PROMPT: Each record must be retyped in full. No character may differ.

RECORDS SHOWN:
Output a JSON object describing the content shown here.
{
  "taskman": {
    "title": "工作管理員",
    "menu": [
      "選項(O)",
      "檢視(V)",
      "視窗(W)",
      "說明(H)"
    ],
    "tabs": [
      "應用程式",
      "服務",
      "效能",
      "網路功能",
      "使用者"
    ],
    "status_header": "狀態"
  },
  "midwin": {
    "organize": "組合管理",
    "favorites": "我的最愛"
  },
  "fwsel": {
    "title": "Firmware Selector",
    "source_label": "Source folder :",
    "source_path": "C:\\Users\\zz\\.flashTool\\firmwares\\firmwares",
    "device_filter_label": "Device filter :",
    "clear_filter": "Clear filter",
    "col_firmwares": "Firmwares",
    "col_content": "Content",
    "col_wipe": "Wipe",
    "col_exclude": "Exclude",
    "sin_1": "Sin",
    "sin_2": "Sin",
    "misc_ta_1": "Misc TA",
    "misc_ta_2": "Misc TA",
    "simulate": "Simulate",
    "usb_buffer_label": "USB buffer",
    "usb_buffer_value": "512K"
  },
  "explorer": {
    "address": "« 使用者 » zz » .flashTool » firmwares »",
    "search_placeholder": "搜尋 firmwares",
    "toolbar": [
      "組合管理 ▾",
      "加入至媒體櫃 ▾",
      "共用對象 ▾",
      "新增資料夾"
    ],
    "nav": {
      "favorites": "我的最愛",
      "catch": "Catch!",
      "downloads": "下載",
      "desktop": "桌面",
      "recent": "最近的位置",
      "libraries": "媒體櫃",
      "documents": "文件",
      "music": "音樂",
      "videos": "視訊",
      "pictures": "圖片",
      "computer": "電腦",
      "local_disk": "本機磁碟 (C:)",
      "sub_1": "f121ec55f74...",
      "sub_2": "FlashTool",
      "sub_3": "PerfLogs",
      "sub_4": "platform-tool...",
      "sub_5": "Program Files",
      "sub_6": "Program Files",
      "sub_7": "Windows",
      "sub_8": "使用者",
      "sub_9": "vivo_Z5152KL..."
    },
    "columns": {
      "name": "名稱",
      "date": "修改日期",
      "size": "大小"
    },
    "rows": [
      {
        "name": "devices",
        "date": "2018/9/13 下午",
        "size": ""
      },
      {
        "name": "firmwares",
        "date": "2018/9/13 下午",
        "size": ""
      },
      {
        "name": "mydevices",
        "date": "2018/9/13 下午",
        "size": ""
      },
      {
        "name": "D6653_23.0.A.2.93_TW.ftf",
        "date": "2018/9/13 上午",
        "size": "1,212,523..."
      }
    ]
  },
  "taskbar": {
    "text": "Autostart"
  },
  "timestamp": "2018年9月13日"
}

RESULT OF THE EXERCISE:
Output a JSON object describing the content shown here.
{
  "taskman": {
    "title": "工作管理員",
    "menu": [
      "選項(O)",
      "檢視(V)",
      "視窗(W)",
      "說明(H)"
    ],
    "tabs": [
      "應用程式",
      "服務",
      "效能",
      "網路功能",
      "使用者"
    ],
    "status_header": "狀態"
  },
  "midwin": {
    "organize": "組合管理",
    "favorites": "我的最愛"
  },
  "fwsel": {
    "title": "Firmware Selector",
    "source_label": "Source folder :",
    "source_path": "C:\\Users\\zz\\.flashTool\\firmwares\\firmwares",
    "device_filter_label": "Device filter :",
    "clear_filter": "Clear filter",
    "col_firmwares": "Firmwares",
    "col_content": "Content",
    "col_wipe": "Wipe",
    "col_exclude": "Exclude",
    "sin_1": "Sin",
    "sin_2": "Sin",
    "misc_ta_1": "Misc TA",
    "misc_ta_2": "Misc TA",
    "simulate": "Simulate",
    "usb_buffer_label": "USB buffer",
    "usb_buffer_value": "512K"
  },
  "explorer": {
    "address": "« 使用者 » zz » .flashTool » firmwares »",
    "search_placeholder": "搜尋 firmwares",
    "toolbar": [
      "組合管理 ▾",
      "加入至媒體櫃 ▾",
      "共用對象 ▾",
      "新增資料夾"
    ],
    "nav": {
      "favorites": "我的最愛",
      "catch": "Catch!",
      "downloads": "下載",
      "desktop": "桌面",
      "recent": "最近的位置",
      "libraries": "媒體櫃",
      "documents": "文件",
      "music": "音樂",
      "videos": "視訊",
      "pictures": "圖片",
      "computer": "電腦",
      "local_disk": "本機磁碟 (C:)",
      "sub_1": "f121ec55f74...",
      "sub_2": "FlashTool",
      "sub_3": "PerfLogs",
      "sub_4": "platform-tool...",
      "sub_5": "Program Files",
      "sub_6": "Program Files",
      "sub_7": "Windows",
      "sub_8": "使用者",
      "sub_9": "vivo_Z5152KL..."
    },
    "columns": {
      "name": "名稱",
      "date": "修改日期",
      "size": "大小"
    },
    "rows": [
      {
        "name": "devices",
        "date": "2018/9/13 下午",
        "size": ""
      },
      {
        "name": "firmwares",
        "date": "2018/9/13 下午",
        "size": ""
      },
      {
        "name": "mydevices",
        "date": "2018/9/13 下午",
        "size": ""
      },
      {
        "name": "D6653_23.0.A.2.93_TW.ftf",
        "date": "2018/9/13 上午",
        "size": "1,212,523..."
      }
    ]
  },
  "taskbar": {
    "text": "Autostart"
  },
  "timestamp": "2018年9月13日"
}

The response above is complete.